• _EXCERPTED PASSAGE_:

Report 2
Running ahead of Professor Whitty, I packed in extra miles at the lofty helm of HMS Rhino. Most were domestic duties, like moving half a tonne of greenery and clogging the council tip. Buy one of these, incidentally, and no matter how soft your hands or white your collar, you’re in with the hi-vis Transit class and no longer categorised as a standard householder, so pre-booking a slot there may be necessary.
Not that that’s so terrible: it’s great fun to climb up into the driving seat while wearing my fluorescent jacket, convincing all those lowly drivers that I might do something more essential to society than carping on about cars. The fact that I’ve been having technical issues with linking my phone to the entertainment system is neither here nor there – nah, to their minds, I’m just a geezer who only stops reading the Sun when he’s grabbing a burger at the drive-thru.
That’s no reflection on the Musso’s glossy paintwork. It’s more about the lag between what double cabs now are and broad perceptions of how they might be. Maybe because I live in the end of the Cotswolds that’s less bijou and more banjo, where a knackered Hilux adorns every corner, I sense anything sporting a flatbed is viewed as a workaday, macho motor.

• _TASK DATA_:
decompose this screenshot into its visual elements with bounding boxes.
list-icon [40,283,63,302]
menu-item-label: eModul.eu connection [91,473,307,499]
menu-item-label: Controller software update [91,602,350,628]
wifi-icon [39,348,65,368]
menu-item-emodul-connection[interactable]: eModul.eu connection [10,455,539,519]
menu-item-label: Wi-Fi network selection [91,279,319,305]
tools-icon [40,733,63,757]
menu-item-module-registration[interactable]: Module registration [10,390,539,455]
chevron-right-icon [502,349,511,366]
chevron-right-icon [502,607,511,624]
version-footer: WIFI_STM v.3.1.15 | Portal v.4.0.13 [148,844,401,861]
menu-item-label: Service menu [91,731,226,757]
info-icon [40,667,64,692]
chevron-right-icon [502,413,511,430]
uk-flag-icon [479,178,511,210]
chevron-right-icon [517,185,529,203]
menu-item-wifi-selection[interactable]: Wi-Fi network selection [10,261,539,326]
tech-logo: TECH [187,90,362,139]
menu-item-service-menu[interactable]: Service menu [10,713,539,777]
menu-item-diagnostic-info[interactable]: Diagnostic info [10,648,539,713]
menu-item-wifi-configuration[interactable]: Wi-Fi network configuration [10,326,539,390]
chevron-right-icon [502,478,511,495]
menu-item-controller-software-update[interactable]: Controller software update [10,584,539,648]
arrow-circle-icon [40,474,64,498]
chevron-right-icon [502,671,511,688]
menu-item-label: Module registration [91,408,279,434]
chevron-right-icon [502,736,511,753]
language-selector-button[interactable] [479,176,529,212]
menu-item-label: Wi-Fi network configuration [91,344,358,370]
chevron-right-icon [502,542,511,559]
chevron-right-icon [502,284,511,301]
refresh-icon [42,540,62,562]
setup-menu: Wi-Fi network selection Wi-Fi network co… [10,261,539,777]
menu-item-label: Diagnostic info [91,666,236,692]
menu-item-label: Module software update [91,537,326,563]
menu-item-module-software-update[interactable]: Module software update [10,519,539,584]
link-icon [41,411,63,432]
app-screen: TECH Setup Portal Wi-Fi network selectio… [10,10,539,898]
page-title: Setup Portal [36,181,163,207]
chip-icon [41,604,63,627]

• _PROBLEMS TO SOLVE_:
- A) Decide whether each statement agrees with the Musso report, answering yes or no and quoting the deciding words: (i) The writer has had trouble connecting a phone to the entertainment system. (ii) Among the domestic duties was moving half a tonne of greenery. (iii) The writer lives in the most bijou part of the Cotswolds.
- B) Pull out every line of the records containing the string "configuration".
The text and the records have nothing to do with each other.

• _WORKED ANSWERS_:
- A)
(i) Yes: "I’ve been having technical issues with linking my phone to the entertainment system"
(ii) Yes: "moving half a tonne of greenery"
(iii) No: "the end of the Cotswolds that’s less bijou and more banjo"

- B)
menu-item-wifi-configuration[interactable]: Wi-Fi network configuration [10,326,539,390]
menu-item-label: Wi-Fi network configuration [91,344,358,370]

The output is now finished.